▸ WRITTEN TASK:
Scan the material below for the string "后面批次", and copy every line where it shows up.
----
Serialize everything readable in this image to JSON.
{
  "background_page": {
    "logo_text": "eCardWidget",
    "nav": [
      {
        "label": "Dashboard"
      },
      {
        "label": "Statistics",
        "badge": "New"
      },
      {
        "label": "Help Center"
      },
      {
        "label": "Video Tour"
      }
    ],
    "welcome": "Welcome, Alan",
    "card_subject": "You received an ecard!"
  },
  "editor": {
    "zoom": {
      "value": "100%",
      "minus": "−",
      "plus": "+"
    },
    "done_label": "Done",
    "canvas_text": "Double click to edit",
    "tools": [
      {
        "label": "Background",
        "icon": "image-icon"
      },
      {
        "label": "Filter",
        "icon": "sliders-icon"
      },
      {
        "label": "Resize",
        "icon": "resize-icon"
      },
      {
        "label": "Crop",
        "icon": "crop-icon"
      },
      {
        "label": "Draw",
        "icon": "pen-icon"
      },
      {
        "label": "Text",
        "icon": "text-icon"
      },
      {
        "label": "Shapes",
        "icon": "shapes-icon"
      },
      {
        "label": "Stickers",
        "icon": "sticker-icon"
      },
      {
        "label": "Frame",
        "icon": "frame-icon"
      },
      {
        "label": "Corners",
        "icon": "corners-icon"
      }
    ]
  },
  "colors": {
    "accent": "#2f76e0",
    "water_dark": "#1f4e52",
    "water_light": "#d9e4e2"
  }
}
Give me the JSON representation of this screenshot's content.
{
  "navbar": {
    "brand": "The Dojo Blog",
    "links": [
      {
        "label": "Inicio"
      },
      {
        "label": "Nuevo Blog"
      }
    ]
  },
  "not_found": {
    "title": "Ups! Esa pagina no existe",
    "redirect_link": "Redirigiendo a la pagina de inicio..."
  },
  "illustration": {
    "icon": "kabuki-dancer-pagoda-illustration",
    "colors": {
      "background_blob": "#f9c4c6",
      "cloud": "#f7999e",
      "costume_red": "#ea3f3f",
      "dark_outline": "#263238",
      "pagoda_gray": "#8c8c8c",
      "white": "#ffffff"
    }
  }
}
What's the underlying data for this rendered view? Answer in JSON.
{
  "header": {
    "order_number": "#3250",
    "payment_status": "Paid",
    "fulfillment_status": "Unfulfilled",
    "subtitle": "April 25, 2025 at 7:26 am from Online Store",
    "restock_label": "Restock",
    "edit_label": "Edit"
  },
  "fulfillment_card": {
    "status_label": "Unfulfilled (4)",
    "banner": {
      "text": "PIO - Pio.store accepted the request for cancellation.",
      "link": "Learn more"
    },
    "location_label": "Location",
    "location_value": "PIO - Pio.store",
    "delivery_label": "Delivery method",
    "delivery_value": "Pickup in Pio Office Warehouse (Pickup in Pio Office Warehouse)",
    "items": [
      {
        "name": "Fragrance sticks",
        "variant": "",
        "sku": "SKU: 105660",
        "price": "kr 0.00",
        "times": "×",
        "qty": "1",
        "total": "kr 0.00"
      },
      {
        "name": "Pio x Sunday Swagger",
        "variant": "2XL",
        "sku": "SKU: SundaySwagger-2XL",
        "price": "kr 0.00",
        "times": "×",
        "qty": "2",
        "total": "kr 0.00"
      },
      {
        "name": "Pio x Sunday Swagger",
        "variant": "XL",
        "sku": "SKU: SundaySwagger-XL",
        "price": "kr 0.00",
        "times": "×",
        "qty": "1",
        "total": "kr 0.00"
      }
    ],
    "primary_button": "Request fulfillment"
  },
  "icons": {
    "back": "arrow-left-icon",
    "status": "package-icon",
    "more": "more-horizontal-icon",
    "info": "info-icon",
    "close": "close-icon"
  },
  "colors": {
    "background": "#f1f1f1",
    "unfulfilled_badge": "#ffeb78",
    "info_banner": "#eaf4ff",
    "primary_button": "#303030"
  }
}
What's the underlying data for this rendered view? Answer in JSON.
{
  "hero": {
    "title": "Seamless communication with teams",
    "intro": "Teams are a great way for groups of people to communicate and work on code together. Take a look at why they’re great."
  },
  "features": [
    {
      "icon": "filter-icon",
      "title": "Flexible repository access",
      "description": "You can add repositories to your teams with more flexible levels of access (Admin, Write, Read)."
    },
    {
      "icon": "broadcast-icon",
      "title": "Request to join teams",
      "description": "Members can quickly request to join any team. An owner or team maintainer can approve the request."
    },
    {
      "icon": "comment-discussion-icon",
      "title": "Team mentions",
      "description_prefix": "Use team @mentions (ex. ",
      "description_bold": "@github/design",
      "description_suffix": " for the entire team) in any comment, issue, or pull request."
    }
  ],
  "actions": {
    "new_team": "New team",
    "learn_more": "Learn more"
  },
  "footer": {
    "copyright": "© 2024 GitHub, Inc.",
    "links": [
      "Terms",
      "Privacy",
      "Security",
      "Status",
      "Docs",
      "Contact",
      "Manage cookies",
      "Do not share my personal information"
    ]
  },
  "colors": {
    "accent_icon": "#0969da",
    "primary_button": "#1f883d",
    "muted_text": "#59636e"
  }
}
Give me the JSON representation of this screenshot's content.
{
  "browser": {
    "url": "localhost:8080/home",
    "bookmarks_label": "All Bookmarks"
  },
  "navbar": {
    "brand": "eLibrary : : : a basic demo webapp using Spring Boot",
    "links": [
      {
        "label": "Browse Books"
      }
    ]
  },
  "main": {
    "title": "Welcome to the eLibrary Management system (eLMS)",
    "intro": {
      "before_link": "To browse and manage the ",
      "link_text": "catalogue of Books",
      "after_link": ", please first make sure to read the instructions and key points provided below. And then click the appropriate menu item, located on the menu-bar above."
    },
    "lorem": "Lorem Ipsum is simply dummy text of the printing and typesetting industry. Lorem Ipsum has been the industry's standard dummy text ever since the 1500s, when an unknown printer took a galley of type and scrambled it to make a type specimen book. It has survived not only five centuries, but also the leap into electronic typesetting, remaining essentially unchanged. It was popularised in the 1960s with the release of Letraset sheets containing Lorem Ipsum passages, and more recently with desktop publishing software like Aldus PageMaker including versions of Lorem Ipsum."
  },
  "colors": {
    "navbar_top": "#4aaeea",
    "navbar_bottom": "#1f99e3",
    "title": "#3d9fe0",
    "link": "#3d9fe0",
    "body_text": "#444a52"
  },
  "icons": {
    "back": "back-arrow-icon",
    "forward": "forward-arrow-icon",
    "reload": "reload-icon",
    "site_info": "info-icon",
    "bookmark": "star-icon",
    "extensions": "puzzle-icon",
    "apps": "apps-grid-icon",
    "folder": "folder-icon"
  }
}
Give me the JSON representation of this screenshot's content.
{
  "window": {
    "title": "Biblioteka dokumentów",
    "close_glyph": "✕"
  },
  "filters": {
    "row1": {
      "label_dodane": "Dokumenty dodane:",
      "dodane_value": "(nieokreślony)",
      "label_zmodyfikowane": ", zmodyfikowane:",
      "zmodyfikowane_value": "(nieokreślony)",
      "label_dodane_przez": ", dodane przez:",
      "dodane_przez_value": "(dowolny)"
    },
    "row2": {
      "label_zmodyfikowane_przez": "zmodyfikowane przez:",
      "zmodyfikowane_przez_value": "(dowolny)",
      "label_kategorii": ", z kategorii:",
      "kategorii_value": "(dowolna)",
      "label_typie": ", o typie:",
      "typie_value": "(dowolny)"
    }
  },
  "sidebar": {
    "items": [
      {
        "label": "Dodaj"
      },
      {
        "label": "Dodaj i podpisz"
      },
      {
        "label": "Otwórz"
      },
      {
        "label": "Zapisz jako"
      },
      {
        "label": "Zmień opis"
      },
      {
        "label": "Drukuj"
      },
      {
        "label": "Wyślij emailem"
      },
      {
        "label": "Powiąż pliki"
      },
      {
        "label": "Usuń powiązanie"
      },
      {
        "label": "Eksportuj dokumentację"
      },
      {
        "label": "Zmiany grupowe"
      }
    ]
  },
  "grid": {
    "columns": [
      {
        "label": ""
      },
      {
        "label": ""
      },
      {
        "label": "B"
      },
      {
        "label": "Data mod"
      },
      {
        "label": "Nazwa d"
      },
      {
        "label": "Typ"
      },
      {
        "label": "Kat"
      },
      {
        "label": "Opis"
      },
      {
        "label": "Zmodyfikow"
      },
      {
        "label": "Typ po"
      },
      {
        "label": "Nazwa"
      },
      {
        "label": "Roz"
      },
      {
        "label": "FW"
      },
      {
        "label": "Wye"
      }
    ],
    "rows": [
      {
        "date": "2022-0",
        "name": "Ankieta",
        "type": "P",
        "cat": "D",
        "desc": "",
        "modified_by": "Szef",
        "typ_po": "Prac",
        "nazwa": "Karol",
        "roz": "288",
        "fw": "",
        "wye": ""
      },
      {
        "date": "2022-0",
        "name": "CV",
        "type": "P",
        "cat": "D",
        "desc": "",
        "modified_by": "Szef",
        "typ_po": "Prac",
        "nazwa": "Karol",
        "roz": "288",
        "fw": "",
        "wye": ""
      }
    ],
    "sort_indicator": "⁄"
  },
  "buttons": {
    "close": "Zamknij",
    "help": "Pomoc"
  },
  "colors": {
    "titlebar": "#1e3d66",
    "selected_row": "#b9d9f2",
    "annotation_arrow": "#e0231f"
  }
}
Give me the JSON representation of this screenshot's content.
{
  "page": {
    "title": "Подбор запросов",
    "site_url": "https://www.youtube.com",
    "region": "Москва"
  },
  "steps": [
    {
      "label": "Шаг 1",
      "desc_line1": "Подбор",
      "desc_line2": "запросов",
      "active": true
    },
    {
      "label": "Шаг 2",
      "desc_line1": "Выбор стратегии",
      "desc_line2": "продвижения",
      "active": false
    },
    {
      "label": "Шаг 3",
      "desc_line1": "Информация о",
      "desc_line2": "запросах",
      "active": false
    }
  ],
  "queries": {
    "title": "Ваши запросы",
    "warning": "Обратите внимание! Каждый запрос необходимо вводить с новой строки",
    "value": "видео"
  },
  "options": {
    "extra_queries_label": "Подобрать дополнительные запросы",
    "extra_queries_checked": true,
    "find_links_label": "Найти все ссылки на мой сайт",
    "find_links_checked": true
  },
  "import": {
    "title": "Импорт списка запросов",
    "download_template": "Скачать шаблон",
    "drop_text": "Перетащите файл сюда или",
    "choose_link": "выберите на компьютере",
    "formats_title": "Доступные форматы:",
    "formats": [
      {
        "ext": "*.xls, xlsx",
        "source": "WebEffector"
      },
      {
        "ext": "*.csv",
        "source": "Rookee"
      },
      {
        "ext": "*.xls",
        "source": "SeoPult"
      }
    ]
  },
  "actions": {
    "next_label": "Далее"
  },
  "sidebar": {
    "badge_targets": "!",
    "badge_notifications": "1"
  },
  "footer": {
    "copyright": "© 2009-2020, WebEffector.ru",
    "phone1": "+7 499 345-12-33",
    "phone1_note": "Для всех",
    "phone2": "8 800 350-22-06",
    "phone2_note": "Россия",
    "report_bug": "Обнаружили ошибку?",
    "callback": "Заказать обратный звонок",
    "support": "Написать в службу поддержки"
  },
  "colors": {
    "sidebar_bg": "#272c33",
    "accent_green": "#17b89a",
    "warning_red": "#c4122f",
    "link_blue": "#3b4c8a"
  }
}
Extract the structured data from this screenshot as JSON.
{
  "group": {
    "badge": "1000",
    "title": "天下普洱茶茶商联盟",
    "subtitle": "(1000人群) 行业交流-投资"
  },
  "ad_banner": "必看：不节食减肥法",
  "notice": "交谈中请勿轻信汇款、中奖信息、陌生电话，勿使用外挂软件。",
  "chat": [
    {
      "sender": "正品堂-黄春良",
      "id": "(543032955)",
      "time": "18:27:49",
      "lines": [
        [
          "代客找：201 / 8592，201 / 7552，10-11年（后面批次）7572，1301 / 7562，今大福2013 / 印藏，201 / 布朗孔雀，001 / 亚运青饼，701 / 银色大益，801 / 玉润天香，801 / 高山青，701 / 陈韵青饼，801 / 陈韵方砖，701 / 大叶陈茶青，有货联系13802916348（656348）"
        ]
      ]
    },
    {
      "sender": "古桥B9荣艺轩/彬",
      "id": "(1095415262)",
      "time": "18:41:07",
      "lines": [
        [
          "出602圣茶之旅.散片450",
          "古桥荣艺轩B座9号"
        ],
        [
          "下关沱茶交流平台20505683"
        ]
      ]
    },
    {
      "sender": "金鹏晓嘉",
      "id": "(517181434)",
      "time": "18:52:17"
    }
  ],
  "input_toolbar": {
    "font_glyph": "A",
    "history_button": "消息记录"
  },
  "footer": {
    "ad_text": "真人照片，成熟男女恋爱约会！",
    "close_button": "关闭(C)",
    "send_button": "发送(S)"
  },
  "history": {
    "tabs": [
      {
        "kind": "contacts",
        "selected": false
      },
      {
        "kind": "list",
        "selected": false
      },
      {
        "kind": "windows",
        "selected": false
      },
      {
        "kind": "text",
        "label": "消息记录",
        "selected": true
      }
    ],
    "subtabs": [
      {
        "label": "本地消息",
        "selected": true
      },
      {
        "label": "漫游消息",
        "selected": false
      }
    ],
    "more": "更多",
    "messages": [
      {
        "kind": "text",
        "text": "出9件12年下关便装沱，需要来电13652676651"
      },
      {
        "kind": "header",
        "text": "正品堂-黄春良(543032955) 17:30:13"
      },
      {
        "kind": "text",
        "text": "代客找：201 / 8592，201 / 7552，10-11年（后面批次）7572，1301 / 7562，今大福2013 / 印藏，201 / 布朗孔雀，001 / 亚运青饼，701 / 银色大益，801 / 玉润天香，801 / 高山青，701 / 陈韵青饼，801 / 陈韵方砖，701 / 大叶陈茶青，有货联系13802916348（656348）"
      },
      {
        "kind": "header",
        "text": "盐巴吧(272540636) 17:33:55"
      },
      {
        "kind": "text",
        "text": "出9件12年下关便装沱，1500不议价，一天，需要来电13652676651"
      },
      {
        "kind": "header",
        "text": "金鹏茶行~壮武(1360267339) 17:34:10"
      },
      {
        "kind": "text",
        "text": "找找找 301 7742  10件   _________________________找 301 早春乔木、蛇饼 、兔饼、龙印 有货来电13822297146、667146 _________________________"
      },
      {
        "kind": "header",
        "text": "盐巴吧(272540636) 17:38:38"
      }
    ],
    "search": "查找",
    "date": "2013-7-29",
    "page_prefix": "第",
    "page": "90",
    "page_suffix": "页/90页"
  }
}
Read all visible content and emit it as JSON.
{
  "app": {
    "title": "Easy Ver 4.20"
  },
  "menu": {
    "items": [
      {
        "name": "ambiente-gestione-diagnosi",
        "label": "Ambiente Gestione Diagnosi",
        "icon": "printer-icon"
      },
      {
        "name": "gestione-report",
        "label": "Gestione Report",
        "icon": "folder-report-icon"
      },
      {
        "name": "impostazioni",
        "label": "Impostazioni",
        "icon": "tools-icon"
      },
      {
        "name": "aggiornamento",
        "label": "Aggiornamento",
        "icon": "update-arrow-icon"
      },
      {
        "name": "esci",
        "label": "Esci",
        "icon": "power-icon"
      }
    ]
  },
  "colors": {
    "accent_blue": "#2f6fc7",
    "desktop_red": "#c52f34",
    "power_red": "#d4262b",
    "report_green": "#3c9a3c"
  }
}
----
▸ TASK SOLUTION:
          "代客找：201 / 8592，201 / 7552，10-11年（后面批次）7572，1301 / 7562，今大福2013 / 印藏，201 / 布朗孔雀，001 / 亚运青饼，701 / 银色大益，801 / 玉润天香，801 / 高山青，701 / 陈韵青饼，801 / 陈韵方砖，701 / 大叶陈茶青，有货联系13802916348（656348）"
        "text": "代客找：201 / 8592，201 / 7552，10-11年（后面批次）7572，1301 / 7562，今大福2013 / 印藏，201 / 布朗孔雀，001 / 亚运青饼，701 / 银色大益，801 / 玉润天香，801 / 高山青，701 / 陈韵青饼，801 / 陈韵方砖，701 / 大叶陈茶青，有货联系13802916348（656348）"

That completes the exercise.